Aim of the task:
Reproduce every line of the listing below with no changes at all.

Element location listings:
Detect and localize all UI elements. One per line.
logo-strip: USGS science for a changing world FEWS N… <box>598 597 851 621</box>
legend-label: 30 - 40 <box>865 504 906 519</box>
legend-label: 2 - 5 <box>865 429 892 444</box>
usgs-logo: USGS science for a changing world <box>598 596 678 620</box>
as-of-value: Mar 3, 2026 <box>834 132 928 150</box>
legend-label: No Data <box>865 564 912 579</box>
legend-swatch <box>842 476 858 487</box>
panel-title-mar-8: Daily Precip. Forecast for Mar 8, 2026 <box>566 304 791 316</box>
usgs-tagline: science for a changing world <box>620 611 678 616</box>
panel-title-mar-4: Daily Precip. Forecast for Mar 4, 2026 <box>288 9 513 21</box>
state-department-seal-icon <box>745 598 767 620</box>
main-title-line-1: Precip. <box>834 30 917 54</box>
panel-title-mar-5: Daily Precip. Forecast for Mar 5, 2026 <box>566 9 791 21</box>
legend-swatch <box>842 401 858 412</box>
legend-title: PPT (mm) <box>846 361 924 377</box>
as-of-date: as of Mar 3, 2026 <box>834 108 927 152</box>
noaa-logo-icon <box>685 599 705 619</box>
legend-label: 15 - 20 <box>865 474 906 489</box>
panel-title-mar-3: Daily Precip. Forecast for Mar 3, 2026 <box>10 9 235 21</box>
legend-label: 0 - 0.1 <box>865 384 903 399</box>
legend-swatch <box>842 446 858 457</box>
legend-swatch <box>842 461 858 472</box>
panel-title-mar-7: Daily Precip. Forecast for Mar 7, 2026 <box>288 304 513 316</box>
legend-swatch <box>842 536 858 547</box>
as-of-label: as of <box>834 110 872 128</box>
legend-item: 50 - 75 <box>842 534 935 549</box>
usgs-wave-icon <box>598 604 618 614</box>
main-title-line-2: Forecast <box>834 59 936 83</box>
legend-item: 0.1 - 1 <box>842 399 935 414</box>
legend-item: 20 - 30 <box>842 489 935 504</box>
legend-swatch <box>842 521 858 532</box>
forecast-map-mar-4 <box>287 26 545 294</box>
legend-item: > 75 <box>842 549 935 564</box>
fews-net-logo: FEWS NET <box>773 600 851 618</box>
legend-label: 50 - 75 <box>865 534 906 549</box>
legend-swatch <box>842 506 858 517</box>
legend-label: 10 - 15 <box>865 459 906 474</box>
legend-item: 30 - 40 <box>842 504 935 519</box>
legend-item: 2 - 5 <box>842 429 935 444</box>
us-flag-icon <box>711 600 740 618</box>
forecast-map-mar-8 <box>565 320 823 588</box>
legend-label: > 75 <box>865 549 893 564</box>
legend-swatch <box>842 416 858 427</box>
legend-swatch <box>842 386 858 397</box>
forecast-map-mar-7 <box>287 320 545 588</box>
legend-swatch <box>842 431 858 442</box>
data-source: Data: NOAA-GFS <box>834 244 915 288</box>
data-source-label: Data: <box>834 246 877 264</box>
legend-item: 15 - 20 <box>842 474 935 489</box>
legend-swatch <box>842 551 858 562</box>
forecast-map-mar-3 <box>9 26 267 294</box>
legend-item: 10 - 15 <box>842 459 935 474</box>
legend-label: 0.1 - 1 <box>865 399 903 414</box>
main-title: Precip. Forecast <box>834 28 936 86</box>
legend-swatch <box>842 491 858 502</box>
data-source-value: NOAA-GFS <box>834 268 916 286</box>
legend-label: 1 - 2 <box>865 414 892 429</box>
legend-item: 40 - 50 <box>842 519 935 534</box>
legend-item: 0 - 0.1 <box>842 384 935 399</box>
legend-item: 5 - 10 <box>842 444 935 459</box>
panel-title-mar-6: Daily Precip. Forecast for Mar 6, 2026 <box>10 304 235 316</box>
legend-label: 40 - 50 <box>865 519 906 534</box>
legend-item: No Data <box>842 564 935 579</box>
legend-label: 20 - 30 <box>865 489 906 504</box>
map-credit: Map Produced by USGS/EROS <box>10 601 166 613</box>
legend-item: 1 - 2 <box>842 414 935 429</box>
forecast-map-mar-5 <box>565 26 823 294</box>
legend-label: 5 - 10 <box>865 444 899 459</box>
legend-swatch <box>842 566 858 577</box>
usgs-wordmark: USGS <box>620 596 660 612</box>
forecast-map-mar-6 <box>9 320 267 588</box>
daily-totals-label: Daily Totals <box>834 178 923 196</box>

Complete response:
Detect and localize all UI elements. One per line.
logo-strip: USGS science for a changing world FEWS N… <box>598 597 851 621</box>
legend-label: 30 - 40 <box>865 504 906 519</box>
legend-label: 2 - 5 <box>865 429 892 444</box>
usgs-logo: USGS science for a changing world <box>598 596 678 620</box>
as-of-value: Mar 3, 2026 <box>834 132 928 150</box>
legend-label: No Data <box>865 564 912 579</box>
legend-swatch <box>842 476 858 487</box>
panel-title-mar-8: Daily Precip. Forecast for Mar 8, 2026 <box>566 304 791 316</box>
usgs-tagline: science for a changing world <box>620 611 678 616</box>
panel-title-mar-4: Daily Precip. Forecast for Mar 4, 2026 <box>288 9 513 21</box>
state-department-seal-icon <box>745 598 767 620</box>
main-title-line-1: Precip. <box>834 30 917 54</box>
panel-title-mar-5: Daily Precip. Forecast for Mar 5, 2026 <box>566 9 791 21</box>
legend-swatch <box>842 401 858 412</box>
legend-title: PPT (mm) <box>846 361 924 377</box>
as-of-date: as of Mar 3, 2026 <box>834 108 927 152</box>
noaa-logo-icon <box>685 599 705 619</box>
legend-label: 15 - 20 <box>865 474 906 489</box>
panel-title-mar-3: Daily Precip. Forecast for Mar 3, 2026 <box>10 9 235 21</box>
legend-label: 0 - 0.1 <box>865 384 903 399</box>
legend-swatch <box>842 446 858 457</box>
legend-swatch <box>842 461 858 472</box>
panel-title-mar-7: Daily Precip. Forecast for Mar 7, 2026 <box>288 304 513 316</box>
legend-swatch <box>842 536 858 547</box>
as-of-label: as of <box>834 110 872 128</box>
legend-item: 50 - 75 <box>842 534 935 549</box>
usgs-wave-icon <box>598 604 618 614</box>
main-title-line-2: Forecast <box>834 59 936 83</box>
legend-item: 0.1 - 1 <box>842 399 935 414</box>
legend-item: 20 - 30 <box>842 489 935 504</box>
legend-swatch <box>842 521 858 532</box>
forecast-map-mar-4 <box>287 26 545 294</box>
legend-item: > 75 <box>842 549 935 564</box>
fews-net-logo: FEWS NET <box>773 600 851 618</box>
legend-label: 50 - 75 <box>865 534 906 549</box>
legend-swatch <box>842 506 858 517</box>
legend-label: 10 - 15 <box>865 459 906 474</box>
legend-item: 30 - 40 <box>842 504 935 519</box>
legend-item: 2 - 5 <box>842 429 935 444</box>
us-flag-icon <box>711 600 740 618</box>
forecast-map-mar-8 <box>565 320 823 588</box>
legend-label: > 75 <box>865 549 893 564</box>
legend-swatch <box>842 416 858 427</box>
legend-swatch <box>842 386 858 397</box>
forecast-map-mar-7 <box>287 320 545 588</box>
legend-swatch <box>842 431 858 442</box>
data-source: Data: NOAA-GFS <box>834 244 915 288</box>
data-source-label: Data: <box>834 246 877 264</box>
legend-item: 15 - 20 <box>842 474 935 489</box>
legend-swatch <box>842 551 858 562</box>
forecast-map-mar-3 <box>9 26 267 294</box>
legend-item: 10 - 15 <box>842 459 935 474</box>
legend-label: 0.1 - 1 <box>865 399 903 414</box>
main-title: Precip. Forecast <box>834 28 936 86</box>
legend-swatch <box>842 491 858 502</box>
data-source-value: NOAA-GFS <box>834 268 916 286</box>
legend-label: 1 - 2 <box>865 414 892 429</box>
legend-item: 40 - 50 <box>842 519 935 534</box>
legend-item: 0 - 0.1 <box>842 384 935 399</box>
legend-item: 5 - 10 <box>842 444 935 459</box>
panel-title-mar-6: Daily Precip. Forecast for Mar 6, 2026 <box>10 304 235 316</box>
legend-label: 40 - 50 <box>865 519 906 534</box>
legend-item: No Data <box>842 564 935 579</box>
legend-label: 20 - 30 <box>865 489 906 504</box>
map-credit: Map Produced by USGS/EROS <box>10 601 166 613</box>
legend-item: 1 - 2 <box>842 414 935 429</box>
forecast-map-mar-5 <box>565 26 823 294</box>
legend-label: 5 - 10 <box>865 444 899 459</box>
legend-swatch <box>842 566 858 577</box>
usgs-wordmark: USGS <box>620 596 660 612</box>
forecast-map-mar-6 <box>9 320 267 588</box>
daily-totals-label: Daily Totals <box>834 178 923 196</box>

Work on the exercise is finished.